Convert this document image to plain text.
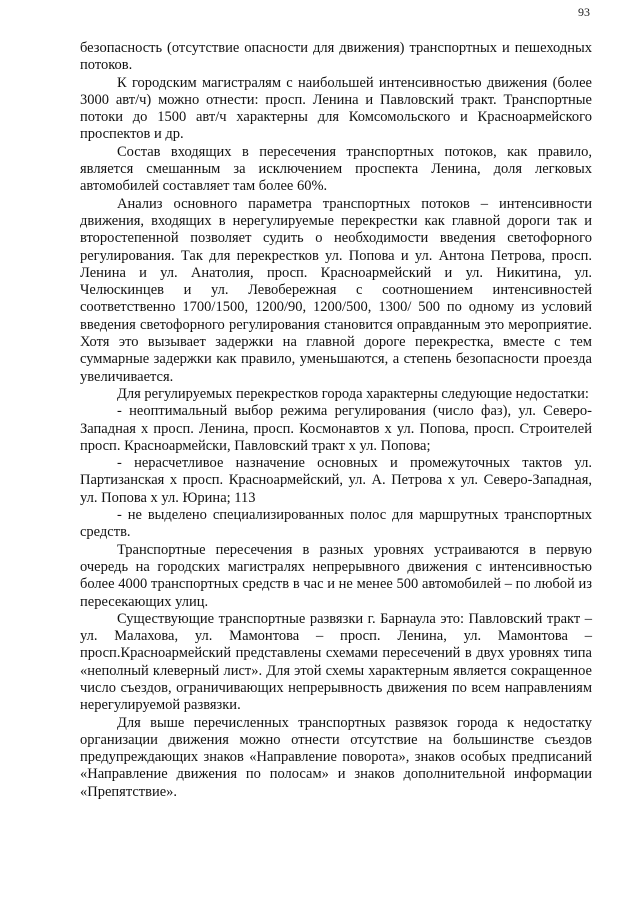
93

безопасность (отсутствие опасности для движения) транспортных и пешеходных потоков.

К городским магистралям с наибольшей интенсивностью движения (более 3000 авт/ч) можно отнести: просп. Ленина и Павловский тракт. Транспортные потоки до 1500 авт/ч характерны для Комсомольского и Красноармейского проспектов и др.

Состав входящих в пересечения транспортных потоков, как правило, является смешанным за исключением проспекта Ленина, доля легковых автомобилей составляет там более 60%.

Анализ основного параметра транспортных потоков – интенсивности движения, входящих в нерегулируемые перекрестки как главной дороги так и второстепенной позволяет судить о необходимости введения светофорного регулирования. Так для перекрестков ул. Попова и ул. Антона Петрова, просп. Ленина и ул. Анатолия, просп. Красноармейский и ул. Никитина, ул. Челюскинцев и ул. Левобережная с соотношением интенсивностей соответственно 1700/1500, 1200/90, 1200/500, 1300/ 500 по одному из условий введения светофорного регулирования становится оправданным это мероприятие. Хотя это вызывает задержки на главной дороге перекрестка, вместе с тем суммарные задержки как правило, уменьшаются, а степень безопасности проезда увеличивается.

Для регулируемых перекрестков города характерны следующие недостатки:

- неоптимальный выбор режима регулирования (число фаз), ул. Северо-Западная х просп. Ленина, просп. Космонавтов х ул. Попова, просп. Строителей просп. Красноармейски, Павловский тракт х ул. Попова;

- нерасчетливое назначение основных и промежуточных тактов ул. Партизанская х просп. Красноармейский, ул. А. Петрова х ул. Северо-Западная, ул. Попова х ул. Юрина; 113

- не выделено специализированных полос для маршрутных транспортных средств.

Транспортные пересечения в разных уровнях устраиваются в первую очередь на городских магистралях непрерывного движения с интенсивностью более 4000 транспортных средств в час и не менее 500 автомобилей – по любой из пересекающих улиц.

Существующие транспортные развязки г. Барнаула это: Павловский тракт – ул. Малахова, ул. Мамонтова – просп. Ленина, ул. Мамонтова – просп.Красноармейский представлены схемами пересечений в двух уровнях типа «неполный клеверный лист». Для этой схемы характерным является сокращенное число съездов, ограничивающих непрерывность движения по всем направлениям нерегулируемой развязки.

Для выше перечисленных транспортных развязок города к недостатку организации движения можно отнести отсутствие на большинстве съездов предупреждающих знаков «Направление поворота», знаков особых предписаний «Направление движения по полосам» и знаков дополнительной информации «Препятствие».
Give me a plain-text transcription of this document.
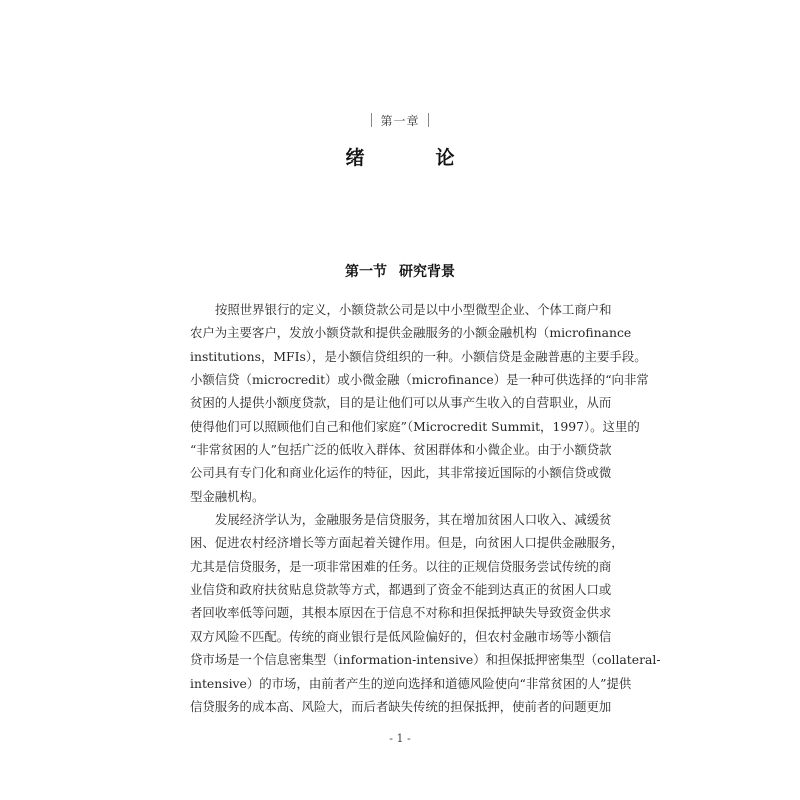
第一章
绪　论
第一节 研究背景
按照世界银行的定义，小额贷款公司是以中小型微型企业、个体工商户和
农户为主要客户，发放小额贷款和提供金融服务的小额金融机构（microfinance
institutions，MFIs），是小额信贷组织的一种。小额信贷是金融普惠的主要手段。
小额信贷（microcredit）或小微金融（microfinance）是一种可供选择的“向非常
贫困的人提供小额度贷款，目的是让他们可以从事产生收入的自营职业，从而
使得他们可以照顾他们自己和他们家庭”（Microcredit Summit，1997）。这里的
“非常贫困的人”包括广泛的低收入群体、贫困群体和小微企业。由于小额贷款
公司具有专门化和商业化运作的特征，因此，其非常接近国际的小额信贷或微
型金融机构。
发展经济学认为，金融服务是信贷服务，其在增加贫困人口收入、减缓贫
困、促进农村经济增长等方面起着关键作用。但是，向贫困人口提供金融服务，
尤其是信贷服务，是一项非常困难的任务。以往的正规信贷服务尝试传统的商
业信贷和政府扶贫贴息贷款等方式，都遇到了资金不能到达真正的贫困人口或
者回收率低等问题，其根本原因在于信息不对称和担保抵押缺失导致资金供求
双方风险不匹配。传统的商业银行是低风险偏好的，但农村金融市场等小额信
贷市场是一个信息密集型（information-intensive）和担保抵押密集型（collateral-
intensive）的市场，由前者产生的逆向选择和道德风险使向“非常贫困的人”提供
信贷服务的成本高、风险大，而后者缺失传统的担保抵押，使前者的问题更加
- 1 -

# # # #

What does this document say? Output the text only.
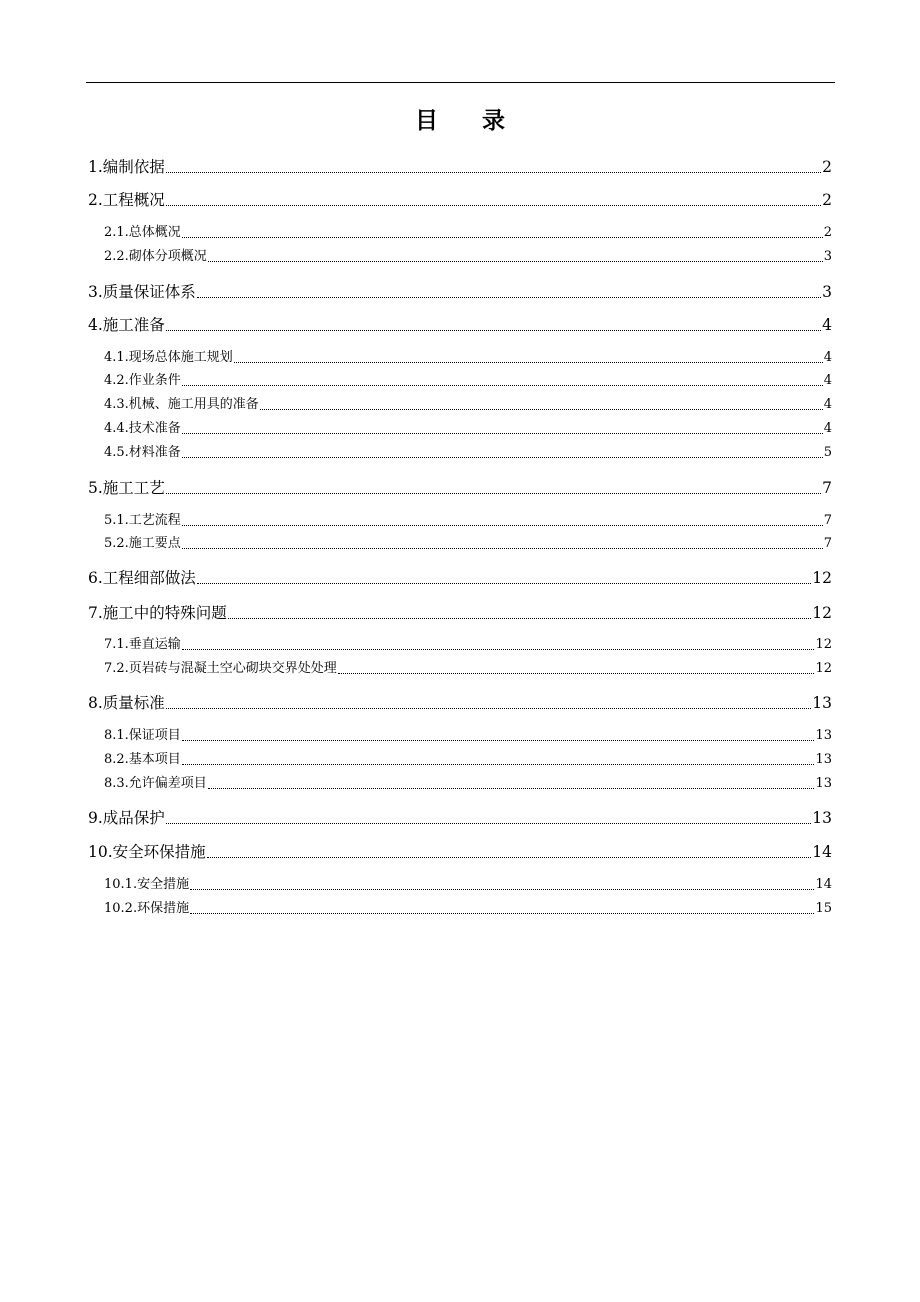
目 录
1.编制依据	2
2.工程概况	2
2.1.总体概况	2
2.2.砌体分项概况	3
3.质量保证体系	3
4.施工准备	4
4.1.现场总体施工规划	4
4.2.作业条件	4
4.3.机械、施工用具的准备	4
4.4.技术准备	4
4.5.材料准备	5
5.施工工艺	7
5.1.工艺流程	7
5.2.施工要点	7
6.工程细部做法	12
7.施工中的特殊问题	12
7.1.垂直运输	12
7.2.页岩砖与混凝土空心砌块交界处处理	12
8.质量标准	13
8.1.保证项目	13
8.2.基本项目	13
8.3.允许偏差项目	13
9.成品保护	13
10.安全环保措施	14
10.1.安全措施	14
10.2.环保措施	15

# # # #

> [EXERCISE INSTRUCTIONS]: Copy each line of the listing that includes "города".

> [EXERCISE SOLUTION]:
Для регулируемых перекрестков города характерны следующие недостатки:
Для выше перечисленных транспортных развязок города к недостатку организации движения можно отнести отсутствие на большинстве съездов предупреждающих знаков «Направление поворота», знаков особых предписаний «Направление движения по полосам» и знаков дополнительной информации «Препятствие».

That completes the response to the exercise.